■ TASK GOAL
Transcribe the material in full. Nothing should differ except that the pictures are left out.

[Chart and figure data]
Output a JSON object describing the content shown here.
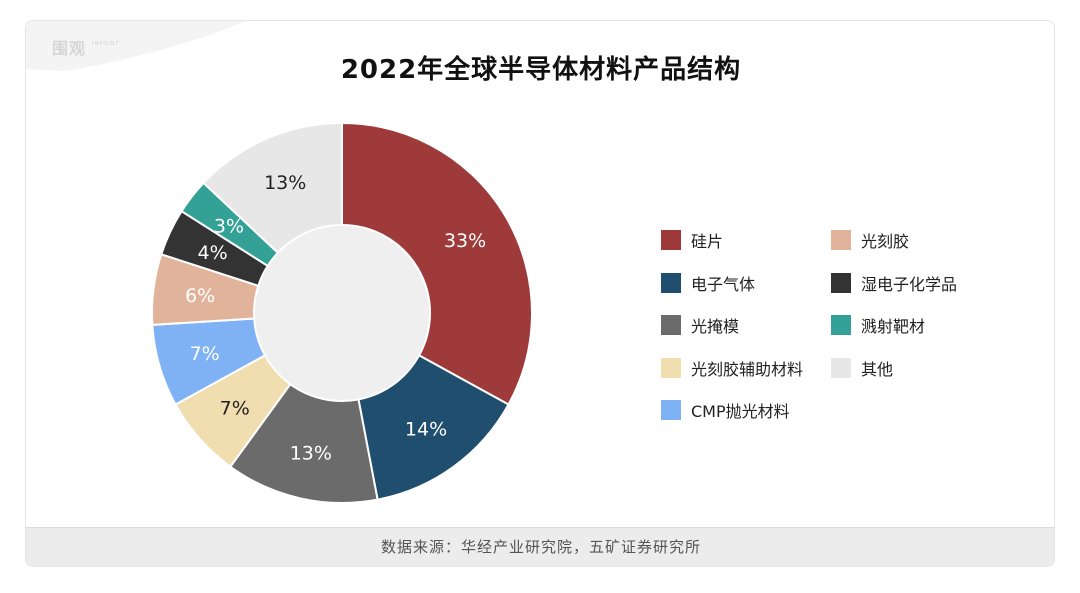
{
  "watermark": {
    "text": "围观",
    "sub": "INPOINT"
  },
  "chart_data": {
    "type": "pie",
    "title": "2022年全球半导体材料产品结构",
    "donut": true,
    "categories": [
      "硅片",
      "电子气体",
      "光掩模",
      "光刻胶辅助材料",
      "CMP抛光材料",
      "光刻胶",
      "湿电子化学品",
      "溅射靶材",
      "其他"
    ],
    "values": [
      33,
      14,
      13,
      7,
      7,
      6,
      4,
      3,
      13
    ],
    "labels": [
      "33%",
      "14%",
      "13%",
      "7%",
      "7%",
      "6%",
      "4%",
      "3%",
      "13%"
    ],
    "colors": [
      "#9e3a3a",
      "#1f4e6e",
      "#6b6b6b",
      "#f0ddb0",
      "#7fb1f5",
      "#e2b39b",
      "#333333",
      "#33a195",
      "#e7e7e7"
    ],
    "label_colors": [
      "#ffffff",
      "#ffffff",
      "#ffffff",
      "#222222",
      "#ffffff",
      "#ffffff",
      "#ffffff",
      "#ffffff",
      "#222222"
    ],
    "legend_position": "right"
  },
  "legend": {
    "items": [
      {
        "label": "硅片",
        "color": "#9e3a3a"
      },
      {
        "label": "光刻胶",
        "color": "#e2b39b"
      },
      {
        "label": "电子气体",
        "color": "#1f4e6e"
      },
      {
        "label": "湿电子化学品",
        "color": "#333333"
      },
      {
        "label": "光掩模",
        "color": "#6b6b6b"
      },
      {
        "label": "溅射靶材",
        "color": "#33a195"
      },
      {
        "label": "光刻胶辅助材料",
        "color": "#f0ddb0"
      },
      {
        "label": "其他",
        "color": "#e7e7e7"
      },
      {
        "label": "CMP抛光材料",
        "color": "#7fb1f5"
      }
    ]
  },
  "source": {
    "text": "数据来源：华经产业研究院，五矿证券研究所"
  }
}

■ CORRECT RESPONSE
Output a JSON object describing the content shown here.
{
  "watermark": {
    "text": "围观",
    "sub": "INPOINT"
  },
  "chart_data": {
    "type": "pie",
    "title": "2022年全球半导体材料产品结构",
    "donut": true,
    "categories": [
      "硅片",
      "电子气体",
      "光掩模",
      "光刻胶辅助材料",
      "CMP抛光材料",
      "光刻胶",
      "湿电子化学品",
      "溅射靶材",
      "其他"
    ],
    "values": [
      33,
      14,
      13,
      7,
      7,
      6,
      4,
      3,
      13
    ],
    "labels": [
      "33%",
      "14%",
      "13%",
      "7%",
      "7%",
      "6%",
      "4%",
      "3%",
      "13%"
    ],
    "colors": [
      "#9e3a3a",
      "#1f4e6e",
      "#6b6b6b",
      "#f0ddb0",
      "#7fb1f5",
      "#e2b39b",
      "#333333",
      "#33a195",
      "#e7e7e7"
    ],
    "label_colors": [
      "#ffffff",
      "#ffffff",
      "#ffffff",
      "#222222",
      "#ffffff",
      "#ffffff",
      "#ffffff",
      "#ffffff",
      "#222222"
    ],
    "legend_position": "right"
  },
  "legend": {
    "items": [
      {
        "label": "硅片",
        "color": "#9e3a3a"
      },
      {
        "label": "光刻胶",
        "color": "#e2b39b"
      },
      {
        "label": "电子气体",
        "color": "#1f4e6e"
      },
      {
        "label": "湿电子化学品",
        "color": "#333333"
      },
      {
        "label": "光掩模",
        "color": "#6b6b6b"
      },
      {
        "label": "溅射靶材",
        "color": "#33a195"
      },
      {
        "label": "光刻胶辅助材料",
        "color": "#f0ddb0"
      },
      {
        "label": "其他",
        "color": "#e7e7e7"
      },
      {
        "label": "CMP抛光材料",
        "color": "#7fb1f5"
      }
    ]
  },
  "source": {
    "text": "数据来源：华经产业研究院，五矿证券研究所"
  }
}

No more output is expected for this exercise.